* **Exercise instructions**
Copy these rows exactly as they appear, beginning at the line that has "segment-label: 50.39亿元 [213, 225, 267, 238]" and stopping after the line that has "segment-label: 8.79亿元 [465, 225, 512, 238]".

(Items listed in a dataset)
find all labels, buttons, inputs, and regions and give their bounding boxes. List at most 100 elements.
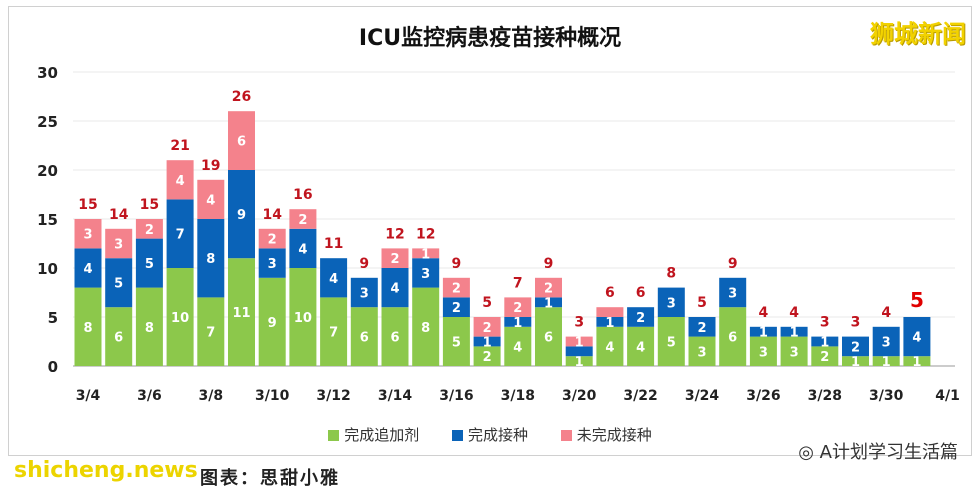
legend-swatch <box>451 430 463 441</box>
legend-swatch <box>560 430 572 441</box>
y-tick-label: 0 <box>48 358 58 376</box>
bar-segment <box>596 326 624 366</box>
segment-label: 3 <box>83 228 92 243</box>
total-label: 14 <box>262 207 282 223</box>
bar-segment <box>442 317 470 366</box>
x-tick-label: 4/1 <box>935 388 960 404</box>
legend-item: 完成追加剂 <box>328 426 419 444</box>
y-tick-label: 10 <box>37 260 58 278</box>
bar-segment <box>166 268 194 366</box>
legend-label: 未完成接种 <box>576 426 652 444</box>
segment-label: 2 <box>145 223 154 238</box>
total-label: 5 <box>482 295 492 311</box>
segment-label: 3 <box>759 345 768 360</box>
bar-segment <box>535 307 562 366</box>
x-tick-label: 3/30 <box>869 388 904 404</box>
total-label: 21 <box>170 138 189 154</box>
segment-label: 2 <box>851 340 860 355</box>
segment-label: 3 <box>268 257 277 272</box>
segment-label: 7 <box>206 326 215 341</box>
y-tick-label: 5 <box>48 309 58 327</box>
segment-label: 2 <box>636 311 645 326</box>
segment-label: 6 <box>360 331 369 346</box>
bar-segment <box>289 268 317 366</box>
bar-segment <box>504 326 532 366</box>
segment-label: 10 <box>294 311 312 326</box>
bar-segment <box>749 336 777 366</box>
bar-segment <box>258 248 286 278</box>
bar-segment <box>535 277 562 298</box>
total-label: 9 <box>452 256 462 272</box>
segment-label: 6 <box>390 331 399 346</box>
bar-segment <box>258 277 286 366</box>
bar-segment <box>872 326 900 357</box>
bar-segment <box>74 248 102 288</box>
x-tick-label: 3/22 <box>623 388 657 404</box>
segment-label: 4 <box>636 340 645 355</box>
segment-label: 4 <box>513 340 522 355</box>
bar-segment <box>627 307 655 327</box>
legend-item: 完成接种 <box>451 426 528 444</box>
segment-label: 1 <box>790 326 799 341</box>
bar-segment <box>596 317 624 327</box>
bar-segment <box>780 336 808 366</box>
x-tick-label: 3/8 <box>198 388 223 404</box>
total-label: 6 <box>605 285 615 301</box>
y-tick-label: 30 <box>37 64 58 82</box>
x-tick-label: 3/6 <box>137 388 162 404</box>
segment-label: 5 <box>452 336 461 351</box>
total-label: 3 <box>851 315 861 331</box>
bar-segment <box>811 346 839 366</box>
bar-segment <box>657 317 685 366</box>
bar-segment <box>903 356 931 366</box>
bar-segment <box>105 307 133 366</box>
site-watermark: shicheng.news <box>14 458 198 483</box>
segment-label: 4 <box>298 242 307 257</box>
bar-segment <box>442 297 470 317</box>
segment-label: 2 <box>452 282 461 297</box>
x-tick-label: 3/26 <box>746 388 780 404</box>
x-tick-label: 3/18 <box>501 388 535 404</box>
segment-label: 3 <box>667 296 676 311</box>
bar-segment <box>473 336 501 347</box>
segment-label: 2 <box>483 321 492 336</box>
bar-segment <box>811 336 839 347</box>
segment-label: 1 <box>605 316 614 331</box>
segment-label: 8 <box>145 321 154 336</box>
account-watermark: ◎ A计划学习生活篇 <box>798 438 958 464</box>
watermark-logo: 狮城新闻 <box>870 20 966 48</box>
total-label: 3 <box>820 315 830 331</box>
bar-segment <box>719 277 747 308</box>
segment-label: 1 <box>421 247 430 262</box>
total-label: 19 <box>201 158 220 174</box>
total-label: 26 <box>232 89 251 105</box>
bar-segment <box>74 287 102 366</box>
segment-label: 2 <box>452 301 461 316</box>
y-tick-label: 25 <box>37 113 58 131</box>
segment-label: 1 <box>483 336 492 351</box>
x-tick-label: 3/24 <box>685 388 720 404</box>
segment-label: 3 <box>790 345 799 360</box>
legend: 完成追加剂 完成接种 未完成接种 <box>0 424 980 445</box>
segment-label: 2 <box>513 301 522 316</box>
total-label: 5 <box>697 295 707 311</box>
segment-label: 1 <box>759 326 768 341</box>
bar-segment <box>872 356 900 366</box>
segment-label: 3 <box>728 287 737 302</box>
total-label: 15 <box>140 197 159 213</box>
bar-segment <box>412 287 440 366</box>
bar-segment <box>350 277 378 308</box>
bar-segment <box>289 228 317 268</box>
wechat-icon: ◎ <box>798 442 820 463</box>
total-label: 8 <box>666 266 676 282</box>
chart-frame <box>8 6 972 456</box>
bar-segment <box>381 248 409 268</box>
segment-label: 6 <box>114 331 123 346</box>
segment-label: 5 <box>145 257 154 272</box>
bar-segment <box>688 317 716 337</box>
total-label: 4 <box>759 305 769 321</box>
bar-segment <box>166 160 194 200</box>
total-label: 5 <box>910 288 924 312</box>
bar-segment <box>381 307 409 366</box>
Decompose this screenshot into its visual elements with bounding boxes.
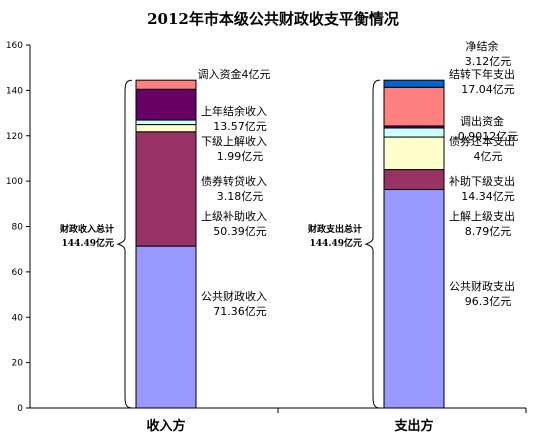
segment-label: 50.39亿元 [213, 225, 267, 238]
segment-label: 13.57亿元 [213, 120, 267, 133]
segment-label: 债券转贷收入 [201, 174, 267, 188]
segment-label: 71.36亿元 [213, 305, 267, 318]
segment-label: 调出资金 [460, 114, 504, 128]
segment-label: 公共财政支出 [449, 279, 515, 293]
y-tick-label: 100 [6, 177, 23, 187]
bar-segment [136, 89, 196, 120]
y-tick-label: 140 [6, 86, 23, 96]
chart-title: 2012年市本级公共财政收支平衡情况 [147, 10, 399, 28]
segment-label: 补助下级支出 [449, 174, 515, 188]
bar-segment [384, 137, 444, 170]
category-labels: 收入方 支出方 [146, 418, 433, 434]
total-label: 144.49亿元 [62, 237, 114, 249]
y-tick-label: 0 [17, 404, 23, 414]
segment-label: 96.3亿元 [465, 295, 512, 308]
total-brace [118, 80, 132, 408]
y-tick-label: 60 [12, 268, 24, 278]
bar-segment [384, 190, 444, 408]
total-label: 144.49亿元 [310, 237, 362, 249]
segment-label: 公共财政收入 [201, 289, 267, 303]
segment-label: 上级补助收入 [201, 209, 267, 223]
y-tick-label: 80 [12, 223, 24, 233]
category-label: 支出方 [393, 418, 433, 434]
y-tick-label: 20 [12, 359, 24, 369]
y-tick-label: 120 [6, 132, 23, 142]
segment-label: 下级上解收入 [201, 134, 267, 148]
bar-segment [384, 80, 444, 87]
bar-segment [136, 80, 196, 89]
bar-segment [384, 87, 444, 126]
segment-label: 17.04亿元 [461, 83, 515, 96]
total-label: 财政收入总计 [59, 223, 114, 235]
category-label: 收入方 [146, 418, 185, 434]
segment-label: 8.79亿元 [465, 225, 512, 238]
total-label: 财政支出总计 [307, 223, 362, 235]
bars: 公共财政收入 71.36亿元 上级补助收入 50.39亿元 债券转贷收入 3.18亿元 下级… [59, 39, 518, 408]
bar-segment [136, 125, 196, 132]
y-tick-label: 160 [6, 41, 23, 51]
segment-label: 3.18亿元 [217, 190, 264, 203]
segment-label: 净结余 [466, 39, 499, 53]
total-brace [366, 80, 380, 408]
segment-label: 4亿元 [474, 150, 503, 163]
segment-label: 上解上级支出 [449, 209, 515, 223]
bar-segment [136, 132, 196, 246]
y-tick-label: 40 [12, 313, 24, 323]
segment-label: 1.99亿元 [217, 150, 264, 163]
bar-segment [384, 170, 444, 190]
segment-label: 14.34亿元 [461, 190, 515, 203]
bar-segment [136, 246, 196, 408]
segment-label: 调入资金4亿元 [198, 67, 271, 81]
segment-label: 0.9012亿元 [458, 130, 519, 143]
segment-label: 上年结余收入 [201, 104, 267, 118]
segment-label: 3.12亿元 [465, 55, 512, 68]
bar-segment [136, 120, 196, 125]
bar-segment [384, 128, 444, 137]
segment-label: 结转下年支出 [449, 67, 515, 81]
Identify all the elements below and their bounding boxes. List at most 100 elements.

* **Task answer**
segment-label: 50.39亿元 [213, 225, 267, 238]
segment-label: 13.57亿元 [213, 120, 267, 133]
segment-label: 债券转贷收入 [201, 174, 267, 188]
segment-label: 71.36亿元 [213, 305, 267, 318]
segment-label: 调出资金 [460, 114, 504, 128]
segment-label: 公共财政支出 [449, 279, 515, 293]
y-tick-label: 100 [6, 177, 23, 187]
bar-segment [136, 89, 196, 120]
y-tick-label: 140 [6, 86, 23, 96]
chart-title: 2012年市本级公共财政收支平衡情况 [147, 10, 399, 28]
segment-label: 补助下级支出 [449, 174, 515, 188]
bar-segment [384, 137, 444, 170]
category-labels: 收入方 支出方 [146, 418, 433, 434]
total-label: 144.49亿元 [62, 237, 114, 249]
y-tick-label: 0 [17, 404, 23, 414]
segment-label: 96.3亿元 [465, 295, 512, 308]
total-brace [118, 80, 132, 408]
y-tick-label: 60 [12, 268, 24, 278]
bar-segment [384, 190, 444, 408]
total-label: 144.49亿元 [310, 237, 362, 249]
segment-label: 公共财政收入 [201, 289, 267, 303]
segment-label: 上级补助收入 [201, 209, 267, 223]
y-tick-label: 80 [12, 223, 24, 233]
category-label: 支出方 [393, 418, 433, 434]
y-tick-label: 20 [12, 359, 24, 369]
y-tick-label: 120 [6, 132, 23, 142]
segment-label: 下级上解收入 [201, 134, 267, 148]
bar-segment [384, 80, 444, 87]
bar-segment [136, 80, 196, 89]
bar-segment [384, 87, 444, 126]
segment-label: 17.04亿元 [461, 83, 515, 96]
total-label: 财政收入总计 [59, 223, 114, 235]
category-label: 收入方 [146, 418, 185, 434]
segment-label: 8.79亿元 [465, 225, 512, 238]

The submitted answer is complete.